◆ Goal of the exercise ◆
Tally all lines containing the word "this". Give the number alone.

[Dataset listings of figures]
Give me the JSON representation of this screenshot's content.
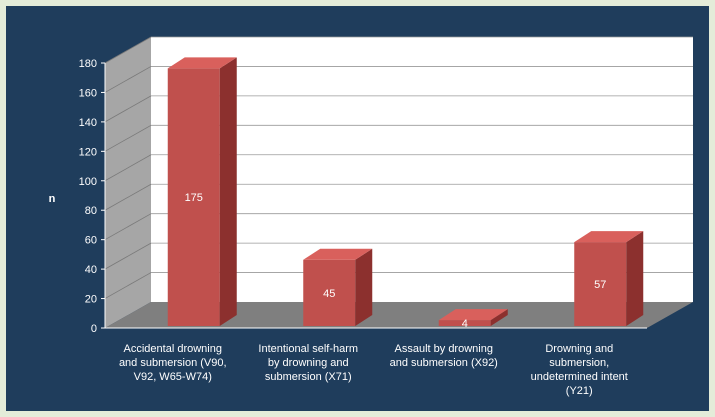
{
  "chart_data": {
    "type": "bar",
    "categories": [
      [
        "Accidental drowning",
        "and submersion (V90,",
        "V92, W65-W74)"
      ],
      [
        "Intentional self-harm",
        "by drowning and",
        "submersion (X71)"
      ],
      [
        "Assault by drowning",
        "and submersion (X92)"
      ],
      [
        "Drowning and",
        "submersion,",
        "undetermined intent",
        "(Y21)"
      ]
    ],
    "values": [
      175,
      45,
      4,
      57
    ],
    "data_labels": [
      "175",
      "45",
      "4",
      "57"
    ],
    "title": "",
    "xlabel": "",
    "ylabel": "n",
    "ylim": [
      0,
      180
    ],
    "yticks": [
      "0",
      "20",
      "40",
      "60",
      "80",
      "100",
      "120",
      "140",
      "160",
      "180"
    ],
    "grid": true,
    "legend": "none",
    "style": "3d-bar",
    "colors": {
      "bar_front": "#c0504d",
      "bar_side": "#8c302e",
      "bar_top": "#d9605c",
      "back_wall": "#ffffff",
      "side_wall": "#a6a6a6",
      "floor": "#7f7f7f",
      "background": "#1f3d5c",
      "border": "#e4ecd9"
    }
  }
}
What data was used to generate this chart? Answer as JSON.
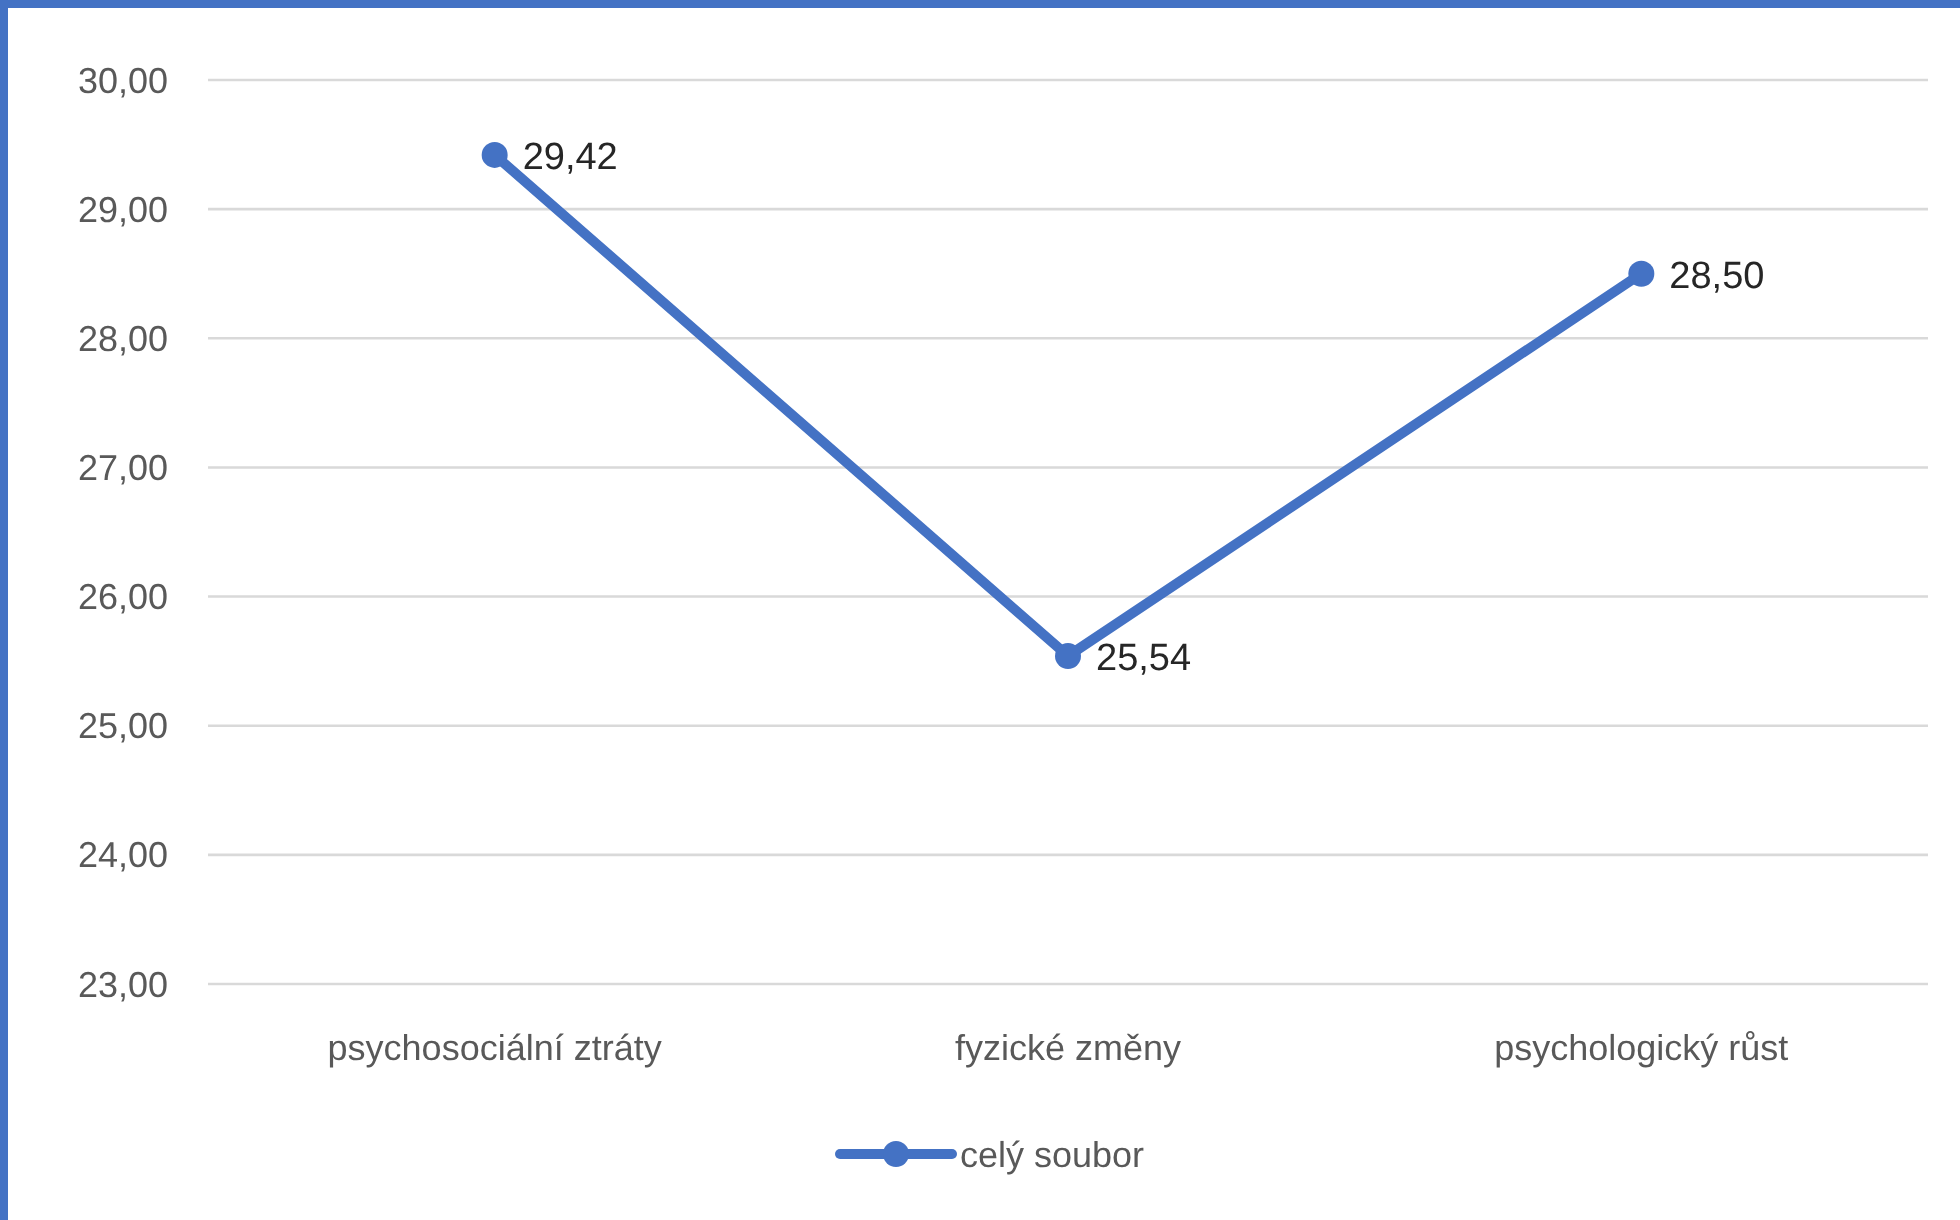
{
  "chart_data": {
    "type": "line",
    "categories": [
      "psychosociální ztráty",
      "fyzické změny",
      "psychologický růst"
    ],
    "series": [
      {
        "name": "celý soubor",
        "color": "#4472c4",
        "values": [
          29.42,
          25.54,
          28.5
        ],
        "value_labels": [
          "29,42",
          "25,54",
          "28,50"
        ]
      }
    ],
    "ylim": [
      23,
      30
    ],
    "yticks": [
      {
        "value": 23,
        "label": "23,00"
      },
      {
        "value": 24,
        "label": "24,00"
      },
      {
        "value": 25,
        "label": "25,00"
      },
      {
        "value": 26,
        "label": "26,00"
      },
      {
        "value": 27,
        "label": "27,00"
      },
      {
        "value": 28,
        "label": "28,00"
      },
      {
        "value": 29,
        "label": "29,00"
      },
      {
        "value": 30,
        "label": "30,00"
      }
    ],
    "grid": "y",
    "legend": "bottom",
    "marker": "circle",
    "line_style": "solid"
  }
}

◆ Expected answer ◆
2